* WHAT TO WORK ON *
Copy, from the entries below, each line in which the string "Anggaran" appears.
--- start ---
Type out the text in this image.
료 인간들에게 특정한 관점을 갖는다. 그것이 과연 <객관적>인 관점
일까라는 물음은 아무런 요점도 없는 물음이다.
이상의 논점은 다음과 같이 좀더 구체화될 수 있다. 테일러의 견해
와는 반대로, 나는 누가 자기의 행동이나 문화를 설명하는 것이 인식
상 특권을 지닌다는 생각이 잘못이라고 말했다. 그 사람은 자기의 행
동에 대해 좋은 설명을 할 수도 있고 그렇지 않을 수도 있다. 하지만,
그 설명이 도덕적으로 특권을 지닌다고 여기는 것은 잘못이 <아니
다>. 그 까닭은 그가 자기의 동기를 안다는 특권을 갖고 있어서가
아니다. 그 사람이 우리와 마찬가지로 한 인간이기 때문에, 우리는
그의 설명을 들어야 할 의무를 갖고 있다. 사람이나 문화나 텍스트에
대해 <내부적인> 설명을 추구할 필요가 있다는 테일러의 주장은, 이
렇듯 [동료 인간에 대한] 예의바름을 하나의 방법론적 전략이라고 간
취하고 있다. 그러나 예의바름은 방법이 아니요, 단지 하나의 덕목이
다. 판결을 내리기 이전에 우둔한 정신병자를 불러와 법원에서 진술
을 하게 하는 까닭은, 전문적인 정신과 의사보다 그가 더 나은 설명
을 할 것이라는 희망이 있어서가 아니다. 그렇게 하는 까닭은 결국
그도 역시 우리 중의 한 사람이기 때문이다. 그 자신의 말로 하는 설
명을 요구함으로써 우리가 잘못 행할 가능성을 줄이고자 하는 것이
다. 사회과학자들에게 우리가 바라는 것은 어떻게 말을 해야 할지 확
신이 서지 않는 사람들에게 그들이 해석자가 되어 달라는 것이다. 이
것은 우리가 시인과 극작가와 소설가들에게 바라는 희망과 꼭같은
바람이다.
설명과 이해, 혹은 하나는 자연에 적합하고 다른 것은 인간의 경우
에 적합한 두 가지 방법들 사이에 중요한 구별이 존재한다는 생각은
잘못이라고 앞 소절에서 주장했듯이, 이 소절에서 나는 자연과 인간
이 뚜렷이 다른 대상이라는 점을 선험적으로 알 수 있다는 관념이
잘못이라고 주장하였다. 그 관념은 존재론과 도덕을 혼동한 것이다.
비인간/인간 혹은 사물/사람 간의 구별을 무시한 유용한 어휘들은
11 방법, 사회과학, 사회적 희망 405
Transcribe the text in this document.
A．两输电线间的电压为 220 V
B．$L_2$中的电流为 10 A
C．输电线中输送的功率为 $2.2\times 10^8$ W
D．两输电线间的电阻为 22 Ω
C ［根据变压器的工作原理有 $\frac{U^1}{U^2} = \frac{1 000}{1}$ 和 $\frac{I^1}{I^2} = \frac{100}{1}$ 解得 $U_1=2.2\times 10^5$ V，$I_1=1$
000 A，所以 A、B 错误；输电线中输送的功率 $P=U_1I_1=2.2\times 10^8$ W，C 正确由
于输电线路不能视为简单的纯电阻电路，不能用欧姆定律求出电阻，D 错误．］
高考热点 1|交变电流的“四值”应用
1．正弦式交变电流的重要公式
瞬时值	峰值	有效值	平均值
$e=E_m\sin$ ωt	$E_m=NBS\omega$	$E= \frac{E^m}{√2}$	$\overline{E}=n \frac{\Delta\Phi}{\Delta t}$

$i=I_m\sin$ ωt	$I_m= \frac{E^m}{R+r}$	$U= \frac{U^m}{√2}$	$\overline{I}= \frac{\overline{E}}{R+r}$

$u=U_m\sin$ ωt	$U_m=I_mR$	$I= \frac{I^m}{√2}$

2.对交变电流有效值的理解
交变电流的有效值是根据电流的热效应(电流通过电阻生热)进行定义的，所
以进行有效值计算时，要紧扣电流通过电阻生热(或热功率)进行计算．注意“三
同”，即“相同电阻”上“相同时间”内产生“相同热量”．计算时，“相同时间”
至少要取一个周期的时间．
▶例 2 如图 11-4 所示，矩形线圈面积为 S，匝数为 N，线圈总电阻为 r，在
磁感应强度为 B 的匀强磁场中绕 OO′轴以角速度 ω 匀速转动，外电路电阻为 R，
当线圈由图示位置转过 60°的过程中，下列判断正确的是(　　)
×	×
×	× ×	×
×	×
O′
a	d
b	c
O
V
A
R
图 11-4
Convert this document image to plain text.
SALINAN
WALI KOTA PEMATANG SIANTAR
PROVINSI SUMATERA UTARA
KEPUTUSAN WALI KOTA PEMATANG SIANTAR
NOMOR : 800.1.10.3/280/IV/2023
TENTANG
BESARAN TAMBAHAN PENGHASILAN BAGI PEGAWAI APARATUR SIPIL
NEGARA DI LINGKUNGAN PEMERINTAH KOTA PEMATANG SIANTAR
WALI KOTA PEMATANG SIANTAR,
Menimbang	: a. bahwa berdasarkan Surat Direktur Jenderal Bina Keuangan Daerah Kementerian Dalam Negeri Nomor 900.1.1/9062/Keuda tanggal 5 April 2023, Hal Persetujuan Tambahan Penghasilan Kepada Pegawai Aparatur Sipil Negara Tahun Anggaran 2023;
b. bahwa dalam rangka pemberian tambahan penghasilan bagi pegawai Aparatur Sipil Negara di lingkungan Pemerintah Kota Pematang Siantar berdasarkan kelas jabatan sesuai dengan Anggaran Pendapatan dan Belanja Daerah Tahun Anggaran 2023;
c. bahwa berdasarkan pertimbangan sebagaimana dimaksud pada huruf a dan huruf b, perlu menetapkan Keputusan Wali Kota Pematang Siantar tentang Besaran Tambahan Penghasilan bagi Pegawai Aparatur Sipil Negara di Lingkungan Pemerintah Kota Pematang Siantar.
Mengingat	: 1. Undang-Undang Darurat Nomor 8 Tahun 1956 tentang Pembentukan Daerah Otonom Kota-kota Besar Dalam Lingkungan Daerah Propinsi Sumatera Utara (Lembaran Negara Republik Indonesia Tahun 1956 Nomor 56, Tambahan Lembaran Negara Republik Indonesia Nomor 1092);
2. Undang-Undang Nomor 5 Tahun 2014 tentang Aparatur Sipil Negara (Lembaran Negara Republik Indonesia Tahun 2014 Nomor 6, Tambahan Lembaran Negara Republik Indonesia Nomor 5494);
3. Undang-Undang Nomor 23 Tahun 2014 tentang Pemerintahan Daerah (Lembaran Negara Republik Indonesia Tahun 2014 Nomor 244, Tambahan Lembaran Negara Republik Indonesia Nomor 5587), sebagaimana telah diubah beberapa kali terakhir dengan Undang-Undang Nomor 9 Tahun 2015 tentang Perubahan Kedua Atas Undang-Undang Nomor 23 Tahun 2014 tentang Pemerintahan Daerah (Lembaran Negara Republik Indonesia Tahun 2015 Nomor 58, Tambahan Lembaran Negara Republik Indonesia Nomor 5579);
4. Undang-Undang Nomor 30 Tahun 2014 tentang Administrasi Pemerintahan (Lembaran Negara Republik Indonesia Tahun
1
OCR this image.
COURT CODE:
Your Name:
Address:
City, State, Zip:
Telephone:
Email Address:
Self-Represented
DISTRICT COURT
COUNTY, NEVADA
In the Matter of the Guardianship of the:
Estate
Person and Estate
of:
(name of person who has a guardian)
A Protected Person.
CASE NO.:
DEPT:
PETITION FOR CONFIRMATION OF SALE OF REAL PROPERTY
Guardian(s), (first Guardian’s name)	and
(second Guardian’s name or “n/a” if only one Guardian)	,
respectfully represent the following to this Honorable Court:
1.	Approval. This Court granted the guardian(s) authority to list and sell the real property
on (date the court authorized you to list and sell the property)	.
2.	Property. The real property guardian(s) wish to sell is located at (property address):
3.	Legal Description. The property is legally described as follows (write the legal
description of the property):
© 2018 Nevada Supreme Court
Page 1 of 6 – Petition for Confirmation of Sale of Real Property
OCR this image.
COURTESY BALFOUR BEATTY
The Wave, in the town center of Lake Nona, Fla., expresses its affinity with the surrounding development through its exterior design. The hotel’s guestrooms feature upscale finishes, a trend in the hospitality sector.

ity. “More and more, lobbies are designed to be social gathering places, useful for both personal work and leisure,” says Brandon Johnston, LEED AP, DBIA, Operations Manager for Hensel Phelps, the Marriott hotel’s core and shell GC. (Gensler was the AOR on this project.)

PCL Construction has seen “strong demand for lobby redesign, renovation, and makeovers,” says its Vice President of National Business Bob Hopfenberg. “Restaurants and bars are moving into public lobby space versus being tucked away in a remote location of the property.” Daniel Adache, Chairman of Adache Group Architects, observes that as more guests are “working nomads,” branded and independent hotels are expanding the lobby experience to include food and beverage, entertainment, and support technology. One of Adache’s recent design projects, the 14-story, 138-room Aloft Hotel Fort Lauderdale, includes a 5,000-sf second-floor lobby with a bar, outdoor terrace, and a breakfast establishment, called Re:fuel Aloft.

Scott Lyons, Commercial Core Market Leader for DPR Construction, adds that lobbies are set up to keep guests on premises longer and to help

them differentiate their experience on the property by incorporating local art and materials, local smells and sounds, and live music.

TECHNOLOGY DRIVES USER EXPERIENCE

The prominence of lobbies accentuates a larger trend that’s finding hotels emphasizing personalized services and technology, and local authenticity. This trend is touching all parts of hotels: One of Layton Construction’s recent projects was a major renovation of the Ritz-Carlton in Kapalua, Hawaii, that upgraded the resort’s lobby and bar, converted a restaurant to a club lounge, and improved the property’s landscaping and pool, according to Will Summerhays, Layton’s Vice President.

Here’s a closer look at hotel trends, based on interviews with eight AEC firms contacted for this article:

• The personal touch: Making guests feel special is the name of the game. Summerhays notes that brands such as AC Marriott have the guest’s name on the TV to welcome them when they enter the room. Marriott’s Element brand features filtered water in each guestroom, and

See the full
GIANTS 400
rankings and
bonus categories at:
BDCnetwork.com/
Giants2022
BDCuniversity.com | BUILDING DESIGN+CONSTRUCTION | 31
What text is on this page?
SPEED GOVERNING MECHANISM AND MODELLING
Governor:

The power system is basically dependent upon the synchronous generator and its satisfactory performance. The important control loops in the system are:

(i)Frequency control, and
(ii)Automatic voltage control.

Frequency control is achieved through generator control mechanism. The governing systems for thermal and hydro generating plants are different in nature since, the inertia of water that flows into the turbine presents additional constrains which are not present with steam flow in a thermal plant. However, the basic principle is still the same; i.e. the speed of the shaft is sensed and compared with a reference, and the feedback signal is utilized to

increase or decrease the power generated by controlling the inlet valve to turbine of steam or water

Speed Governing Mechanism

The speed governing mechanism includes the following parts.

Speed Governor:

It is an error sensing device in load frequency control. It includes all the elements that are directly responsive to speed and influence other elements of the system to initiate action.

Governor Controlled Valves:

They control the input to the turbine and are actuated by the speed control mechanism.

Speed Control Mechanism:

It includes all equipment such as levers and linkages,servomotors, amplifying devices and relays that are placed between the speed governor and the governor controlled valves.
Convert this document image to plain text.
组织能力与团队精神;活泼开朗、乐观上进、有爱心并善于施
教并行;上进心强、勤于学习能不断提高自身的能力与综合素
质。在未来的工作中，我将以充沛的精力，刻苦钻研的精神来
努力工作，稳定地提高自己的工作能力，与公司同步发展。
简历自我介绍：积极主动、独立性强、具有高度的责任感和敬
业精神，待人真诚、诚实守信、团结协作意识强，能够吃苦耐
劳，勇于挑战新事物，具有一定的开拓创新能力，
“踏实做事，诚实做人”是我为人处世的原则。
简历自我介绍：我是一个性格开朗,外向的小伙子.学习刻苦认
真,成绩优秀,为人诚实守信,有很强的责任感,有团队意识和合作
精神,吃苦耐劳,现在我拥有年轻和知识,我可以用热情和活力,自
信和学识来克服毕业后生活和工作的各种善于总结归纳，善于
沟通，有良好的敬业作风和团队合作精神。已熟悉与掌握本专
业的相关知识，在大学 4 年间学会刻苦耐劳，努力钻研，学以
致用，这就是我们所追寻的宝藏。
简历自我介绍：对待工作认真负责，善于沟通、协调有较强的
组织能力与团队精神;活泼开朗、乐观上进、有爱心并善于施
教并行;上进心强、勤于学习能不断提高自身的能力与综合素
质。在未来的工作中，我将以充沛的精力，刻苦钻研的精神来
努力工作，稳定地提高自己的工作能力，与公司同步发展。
--- end ---
* ANSWER *
Menimbang	: a. bahwa berdasarkan Surat Direktur Jenderal Bina Keuangan Daerah Kementerian Dalam Negeri Nomor 900.1.1/9062/Keuda tanggal 5 April 2023, Hal Persetujuan Tambahan Penghasilan Kepada Pegawai Aparatur Sipil Negara Tahun Anggaran 2023;
b. bahwa dalam rangka pemberian tambahan penghasilan bagi pegawai Aparatur Sipil Negara di lingkungan Pemerintah Kota Pematang Siantar berdasarkan kelas jabatan sesuai dengan Anggaran Pendapatan dan Belanja Daerah Tahun Anggaran 2023;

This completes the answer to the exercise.